> **WHAT IS REQUIRED**
Which lines contain the string "институционального"? Please list every one of them.

> **PROVIDED INFORMATION**
>> Begin

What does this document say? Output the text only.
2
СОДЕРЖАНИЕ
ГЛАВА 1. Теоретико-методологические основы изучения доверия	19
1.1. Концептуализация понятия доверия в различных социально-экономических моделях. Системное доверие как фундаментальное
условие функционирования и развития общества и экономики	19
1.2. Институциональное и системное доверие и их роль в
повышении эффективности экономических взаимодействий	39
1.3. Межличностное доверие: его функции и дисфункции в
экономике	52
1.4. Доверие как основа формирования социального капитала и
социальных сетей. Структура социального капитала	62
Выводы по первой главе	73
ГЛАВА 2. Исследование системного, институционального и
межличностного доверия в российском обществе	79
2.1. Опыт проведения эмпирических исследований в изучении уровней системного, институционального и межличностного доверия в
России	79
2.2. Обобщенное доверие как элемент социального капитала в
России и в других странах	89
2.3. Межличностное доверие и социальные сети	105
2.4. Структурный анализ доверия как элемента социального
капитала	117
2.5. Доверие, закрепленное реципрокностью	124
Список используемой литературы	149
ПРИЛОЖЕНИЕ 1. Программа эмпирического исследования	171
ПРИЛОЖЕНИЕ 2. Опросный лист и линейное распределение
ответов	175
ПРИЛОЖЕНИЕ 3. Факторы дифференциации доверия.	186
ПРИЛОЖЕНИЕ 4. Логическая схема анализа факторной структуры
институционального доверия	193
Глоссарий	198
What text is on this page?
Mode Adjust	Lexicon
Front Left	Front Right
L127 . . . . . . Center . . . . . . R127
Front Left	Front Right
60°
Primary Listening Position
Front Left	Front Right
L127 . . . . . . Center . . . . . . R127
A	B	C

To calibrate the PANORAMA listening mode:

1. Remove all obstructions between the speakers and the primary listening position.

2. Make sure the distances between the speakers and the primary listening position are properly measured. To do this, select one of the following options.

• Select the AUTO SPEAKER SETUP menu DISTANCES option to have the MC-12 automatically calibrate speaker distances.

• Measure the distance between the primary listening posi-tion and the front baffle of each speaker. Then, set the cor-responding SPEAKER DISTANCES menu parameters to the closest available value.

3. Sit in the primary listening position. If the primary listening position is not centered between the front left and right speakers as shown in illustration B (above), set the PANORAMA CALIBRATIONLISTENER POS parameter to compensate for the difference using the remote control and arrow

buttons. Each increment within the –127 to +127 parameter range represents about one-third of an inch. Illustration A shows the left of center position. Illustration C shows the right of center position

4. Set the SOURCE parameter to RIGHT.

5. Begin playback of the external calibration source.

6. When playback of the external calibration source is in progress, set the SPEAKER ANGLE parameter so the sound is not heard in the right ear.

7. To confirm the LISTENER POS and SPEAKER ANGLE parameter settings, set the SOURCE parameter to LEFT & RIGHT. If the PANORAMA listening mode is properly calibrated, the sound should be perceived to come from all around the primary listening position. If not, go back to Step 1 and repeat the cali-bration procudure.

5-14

>> End

> **SOLUTION TO THIS TASK**
ГЛАВА 2. Исследование системного, институционального и
2.1. Опыт проведения эмпирических исследований в изучении уровней системного, институционального и межличностного доверия в
институционального доверия	193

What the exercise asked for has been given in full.